__Excerpted data__
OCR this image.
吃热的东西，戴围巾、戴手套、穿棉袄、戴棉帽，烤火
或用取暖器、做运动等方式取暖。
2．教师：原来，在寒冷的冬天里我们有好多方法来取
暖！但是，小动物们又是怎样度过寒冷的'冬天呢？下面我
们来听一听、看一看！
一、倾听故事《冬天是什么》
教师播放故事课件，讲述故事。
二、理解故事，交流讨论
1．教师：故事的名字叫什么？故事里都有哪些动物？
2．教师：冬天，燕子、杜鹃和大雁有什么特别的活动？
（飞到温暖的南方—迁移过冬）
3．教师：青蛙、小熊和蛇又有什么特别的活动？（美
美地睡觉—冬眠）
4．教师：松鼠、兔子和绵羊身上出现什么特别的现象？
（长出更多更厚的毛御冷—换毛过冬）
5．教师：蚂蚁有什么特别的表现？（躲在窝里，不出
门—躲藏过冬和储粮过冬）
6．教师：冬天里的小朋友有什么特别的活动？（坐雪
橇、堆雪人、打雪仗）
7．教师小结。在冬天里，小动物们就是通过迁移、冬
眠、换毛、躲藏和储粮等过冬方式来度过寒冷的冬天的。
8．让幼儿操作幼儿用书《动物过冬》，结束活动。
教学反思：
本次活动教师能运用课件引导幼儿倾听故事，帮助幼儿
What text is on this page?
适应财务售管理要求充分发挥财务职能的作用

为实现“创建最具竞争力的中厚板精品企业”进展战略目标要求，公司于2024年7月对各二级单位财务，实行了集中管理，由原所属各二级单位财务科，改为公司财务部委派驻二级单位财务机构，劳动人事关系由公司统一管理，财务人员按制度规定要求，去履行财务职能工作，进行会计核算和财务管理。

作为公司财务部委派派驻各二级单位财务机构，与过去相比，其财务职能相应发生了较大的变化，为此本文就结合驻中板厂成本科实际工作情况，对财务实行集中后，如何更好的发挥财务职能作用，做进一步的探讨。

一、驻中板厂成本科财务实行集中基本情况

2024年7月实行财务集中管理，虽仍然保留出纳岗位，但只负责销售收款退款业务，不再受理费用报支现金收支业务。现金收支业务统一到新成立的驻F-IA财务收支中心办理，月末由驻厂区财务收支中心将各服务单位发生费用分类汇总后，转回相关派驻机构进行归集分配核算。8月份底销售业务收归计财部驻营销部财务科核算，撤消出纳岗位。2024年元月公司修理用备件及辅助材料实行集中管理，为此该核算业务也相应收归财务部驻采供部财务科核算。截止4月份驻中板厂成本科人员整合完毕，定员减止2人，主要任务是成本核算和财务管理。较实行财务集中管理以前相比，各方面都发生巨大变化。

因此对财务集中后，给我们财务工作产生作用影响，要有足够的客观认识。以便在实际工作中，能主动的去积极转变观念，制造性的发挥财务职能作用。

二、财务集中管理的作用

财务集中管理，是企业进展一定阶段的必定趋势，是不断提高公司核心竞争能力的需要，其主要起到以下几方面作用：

__Task to carry out__
Extract each line holding the string "this".

__Response__
OCR this image.
What text is on this page?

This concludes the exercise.